--- Task 1 ---
Reproduce the passage about the thoracic training harness word for word, starting with "At this point" and going on through "resistive load.".
--- Task 2 ---
Carry the passage about the thoracic training harness further, picking up after its final sentence.

It has for some time been thought desirable to utilise these
studies in the field of sports training--the theory being that by
applying resistance to the expansion of an athlete's thorax during
the performance of aerobic exercise, his or her inspiratory muscles
will be made to work harder. Repetition of such resisted exercise
on a regular basis will therefore increase the strength and stamina
of the inspiratory muscles, thus enabling the athlete to take in
more air during normal, un-resisted exercise--and thus enhance his
or her performance.
At this point it should be emphasised that the present invention is
concerned with resisting thoracic expansion, rather than
restricting it. That is to say, the training harness of the present
invention allows an athlete to expand his or her thorax to its
normal inflated volume--but any such expansion requires additional
work to be done by the inspiratory muscles against an applied
resistive load.

--- Dataset content ---
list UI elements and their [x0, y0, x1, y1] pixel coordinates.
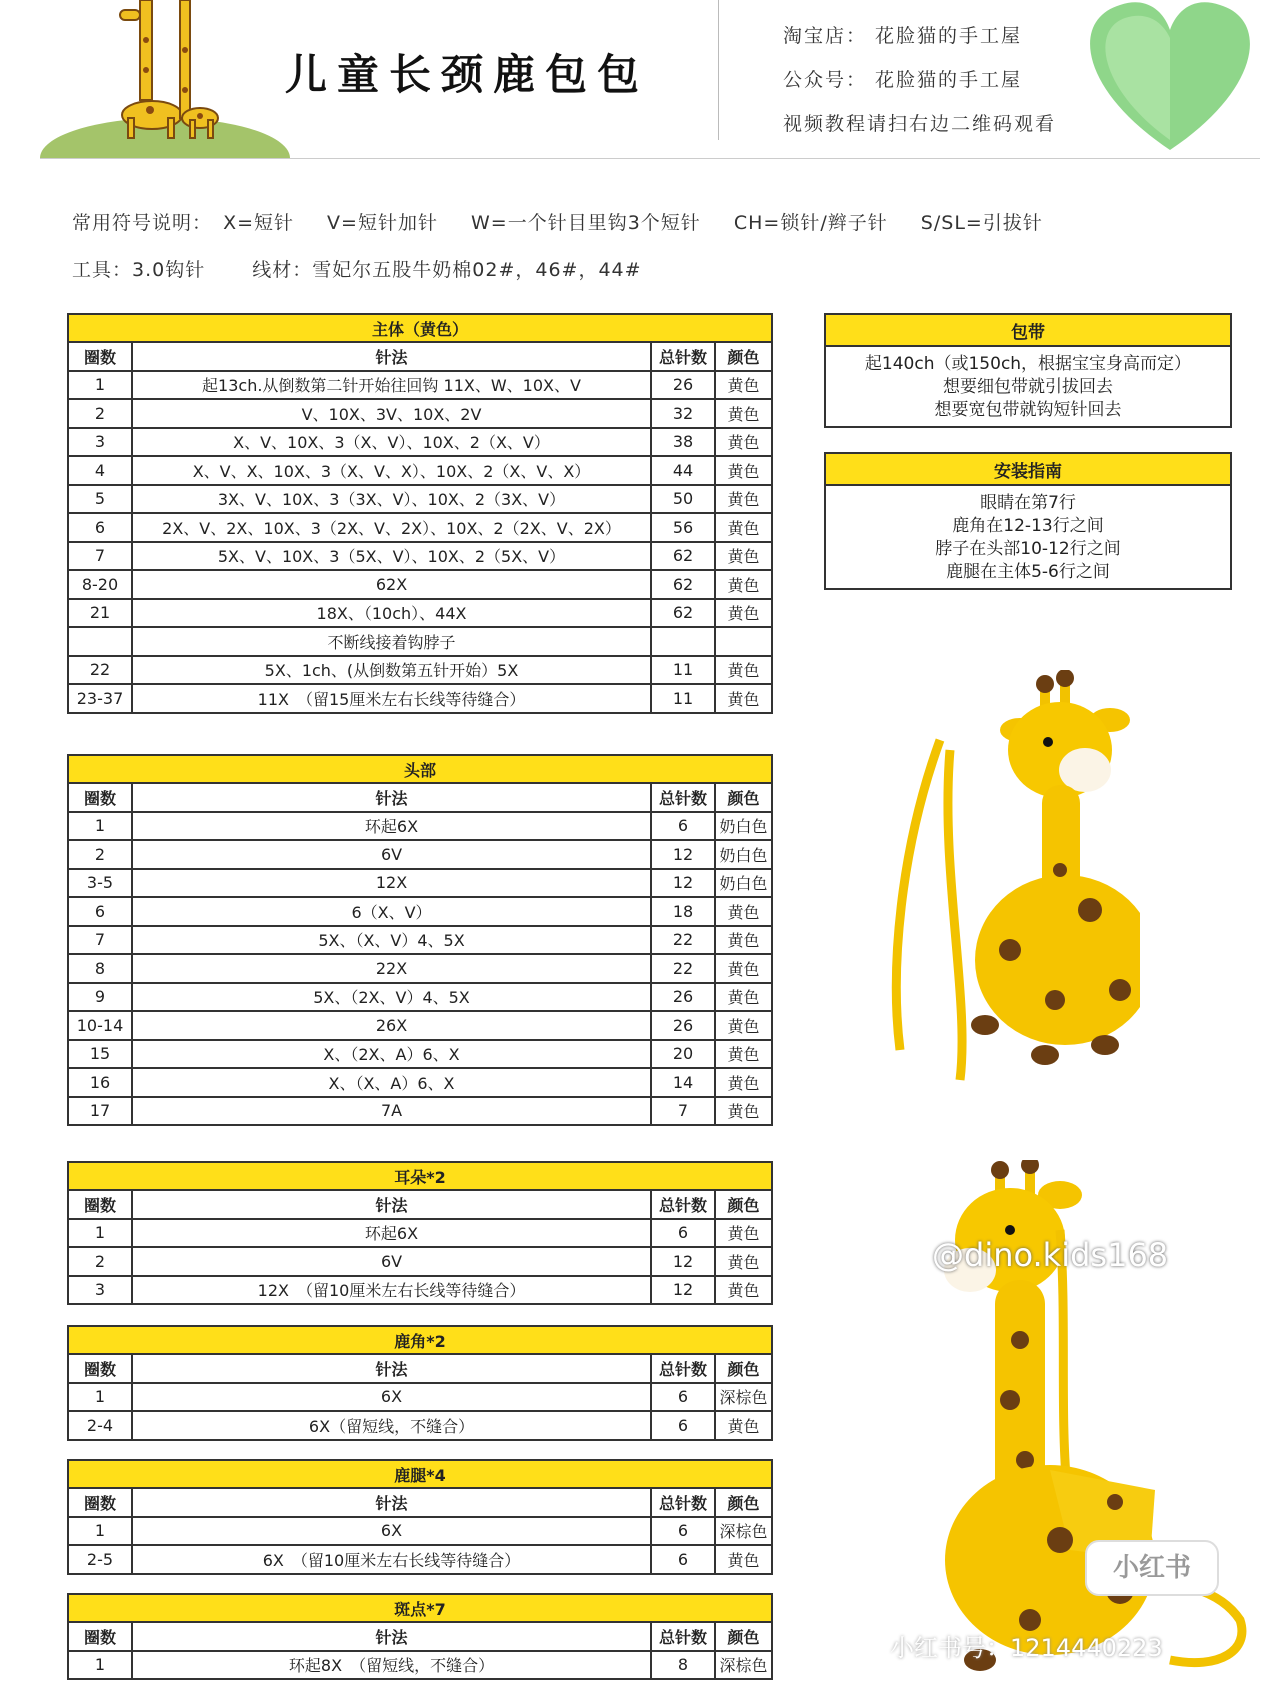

--- Reply 1 ---
At this point it should be emphasised that the present invention is
concerned with resisting thoracic expansion, rather than
restricting it. That is to say, the training harness of the present
invention allows an athlete to expand his or her thorax to its
normal inflated volume--but any such expansion requires additional
work to be done by the inspiratory muscles against an applied
resistive load.

--- Reply 2 ---
Previous devices for training the inspiratory muscles have focussed
on providing resistance to the athlete's intake of air via a
mouthpiece incorporating means for inhibiting the flow of air
therethrough, rather than by resisting thoracic expansion. Such
devices have limited applicability to serious sports training, as
they do not enable the athlete to develop his or her inspiratory
muscles whilst carrying out aerobic exercise specific to their
sport, but instead require sessions dedicated to the exercise of
the inspiratory muscles alone. Furthermore, such mouthpiece--based
training devices tend to be rather unappealing to the user, and
also require regular sterilisation.
The present invention seeks to provide a device which by resisting
thoracic expansion will enable athletes to exercise their
inspiratory muscles whilst simultaneously performing normal aerobic
exercise.
According to the present invention, there is provided a training
harness for exercising an athlete's inspiratory muscles, said
harness being adapted to embrace the athlete's thorax during the
performance of aerobic exercise, and comprising a chest plate, a
back plate, and linkages interconnecting said plates on each side
of the thorax, normally to define a pre-determined circumference of
said harness, but upon expansion of the athlete's thorax to permit
an increase in said circumference against an applied resistive
load.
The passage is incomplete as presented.